-- What you have to do --
Write every entry out again exactly, please, and skip the pictures.

-- Records for processing --
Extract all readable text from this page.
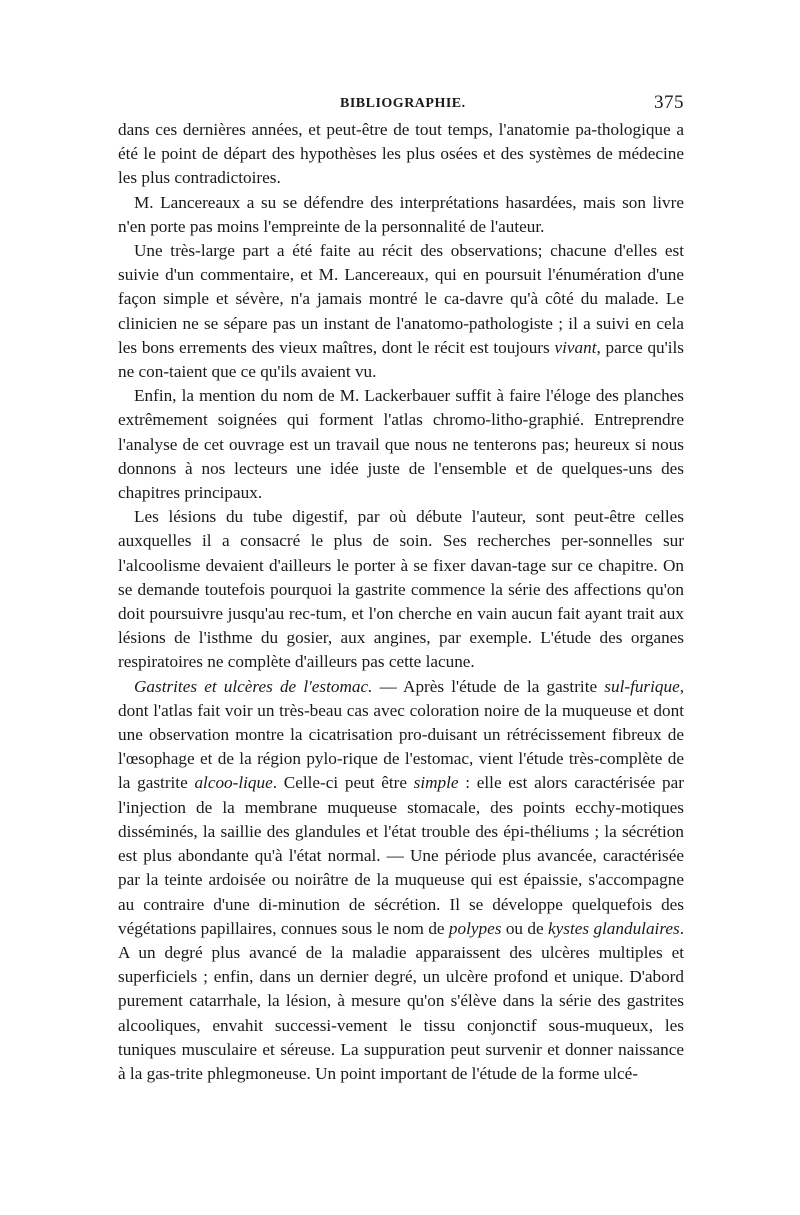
BIBLIOGRAPHIE.	375

dans ces dernières années, et peut-être de tout temps, l'anatomie pa-thologique a été le point de départ des hypothèses les plus osées et des systèmes de médecine les plus contradictoires.

M. Lancereaux a su se défendre des interprétations hasardées, mais son livre n'en porte pas moins l'empreinte de la personnalité de l'auteur.

Une très-large part a été faite au récit des observations; chacune d'elles est suivie d'un commentaire, et M. Lancereaux, qui en poursuit l'énumération d'une façon simple et sévère, n'a jamais montré le ca-davre qu'à côté du malade. Le clinicien ne se sépare pas un instant de l'anatomo-pathologiste ; il a suivi en cela les bons errements des vieux maîtres, dont le récit est toujours vivant, parce qu'ils ne con-taient que ce qu'ils avaient vu.

Enfin, la mention du nom de M. Lackerbauer suffit à faire l'éloge des planches extrêmement soignées qui forment l'atlas chromo-litho-graphié. Entreprendre l'analyse de cet ouvrage est un travail que nous ne tenterons pas; heureux si nous donnons à nos lecteurs une idée juste de l'ensemble et de quelques-uns des chapitres principaux.

Les lésions du tube digestif, par où débute l'auteur, sont peut-être celles auxquelles il a consacré le plus de soin. Ses recherches per-sonnelles sur l'alcoolisme devaient d'ailleurs le porter à se fixer davan-tage sur ce chapitre. On se demande toutefois pourquoi la gastrite commence la série des affections qu'on doit poursuivre jusqu'au rec-tum, et l'on cherche en vain aucun fait ayant trait aux lésions de l'isthme du gosier, aux angines, par exemple. L'étude des organes respiratoires ne complète d'ailleurs pas cette lacune.

Gastrites et ulcères de l'estomac. — Après l'étude de la gastrite sul-furique, dont l'atlas fait voir un très-beau cas avec coloration noire de la muqueuse et dont une observation montre la cicatrisation pro-duisant un rétrécissement fibreux de l'œsophage et de la région pylo-rique de l'estomac, vient l'étude très-complète de la gastrite alcoo-lique. Celle-ci peut être simple : elle est alors caractérisée par l'injection de la membrane muqueuse stomacale, des points ecchy-motiques disséminés, la saillie des glandules et l'état trouble des épi-théliums ; la sécrétion est plus abondante qu'à l'état normal. — Une période plus avancée, caractérisée par la teinte ardoisée ou noirâtre de la muqueuse qui est épaissie, s'accompagne au contraire d'une di-minution de sécrétion. Il se développe quelquefois des végétations papillaires, connues sous le nom de polypes ou de kystes glandulaires. A un degré plus avancé de la maladie apparaissent des ulcères multiples et superficiels ; enfin, dans un dernier degré, un ulcère profond et unique. D'abord purement catarrhale, la lésion, à mesure qu'on s'élève dans la série des gastrites alcooliques, envahit successi-vement le tissu conjonctif sous-muqueux, les tuniques musculaire et séreuse. La suppuration peut survenir et donner naissance à la gas-trite phlegmoneuse. Un point important de l'étude de la forme ulcé-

-- Finished exercise --
Extract all readable text from this page.
BIBLIOGRAPHIE.	375

dans ces dernières années, et peut-être de tout temps, l'anatomie pa-thologique a été le point de départ des hypothèses les plus osées et des systèmes de médecine les plus contradictoires.

M. Lancereaux a su se défendre des interprétations hasardées, mais son livre n'en porte pas moins l'empreinte de la personnalité de l'auteur.

Une très-large part a été faite au récit des observations; chacune d'elles est suivie d'un commentaire, et M. Lancereaux, qui en poursuit l'énumération d'une façon simple et sévère, n'a jamais montré le ca-davre qu'à côté du malade. Le clinicien ne se sépare pas un instant de l'anatomo-pathologiste ; il a suivi en cela les bons errements des vieux maîtres, dont le récit est toujours vivant, parce qu'ils ne con-taient que ce qu'ils avaient vu.

Enfin, la mention du nom de M. Lackerbauer suffit à faire l'éloge des planches extrêmement soignées qui forment l'atlas chromo-litho-graphié. Entreprendre l'analyse de cet ouvrage est un travail que nous ne tenterons pas; heureux si nous donnons à nos lecteurs une idée juste de l'ensemble et de quelques-uns des chapitres principaux.

Les lésions du tube digestif, par où débute l'auteur, sont peut-être celles auxquelles il a consacré le plus de soin. Ses recherches per-sonnelles sur l'alcoolisme devaient d'ailleurs le porter à se fixer davan-tage sur ce chapitre. On se demande toutefois pourquoi la gastrite commence la série des affections qu'on doit poursuivre jusqu'au rec-tum, et l'on cherche en vain aucun fait ayant trait aux lésions de l'isthme du gosier, aux angines, par exemple. L'étude des organes respiratoires ne complète d'ailleurs pas cette lacune.

Gastrites et ulcères de l'estomac. — Après l'étude de la gastrite sul-furique, dont l'atlas fait voir un très-beau cas avec coloration noire de la muqueuse et dont une observation montre la cicatrisation pro-duisant un rétrécissement fibreux de l'œsophage et de la région pylo-rique de l'estomac, vient l'étude très-complète de la gastrite alcoo-lique. Celle-ci peut être simple : elle est alors caractérisée par l'injection de la membrane muqueuse stomacale, des points ecchy-motiques disséminés, la saillie des glandules et l'état trouble des épi-théliums ; la sécrétion est plus abondante qu'à l'état normal. — Une période plus avancée, caractérisée par la teinte ardoisée ou noirâtre de la muqueuse qui est épaissie, s'accompagne au contraire d'une di-minution de sécrétion. Il se développe quelquefois des végétations papillaires, connues sous le nom de polypes ou de kystes glandulaires. A un degré plus avancé de la maladie apparaissent des ulcères multiples et superficiels ; enfin, dans un dernier degré, un ulcère profond et unique. D'abord purement catarrhale, la lésion, à mesure qu'on s'élève dans la série des gastrites alcooliques, envahit successi-vement le tissu conjonctif sous-muqueux, les tuniques musculaire et séreuse. La suppuration peut survenir et donner naissance à la gas-trite phlegmoneuse. Un point important de l'étude de la forme ulcé-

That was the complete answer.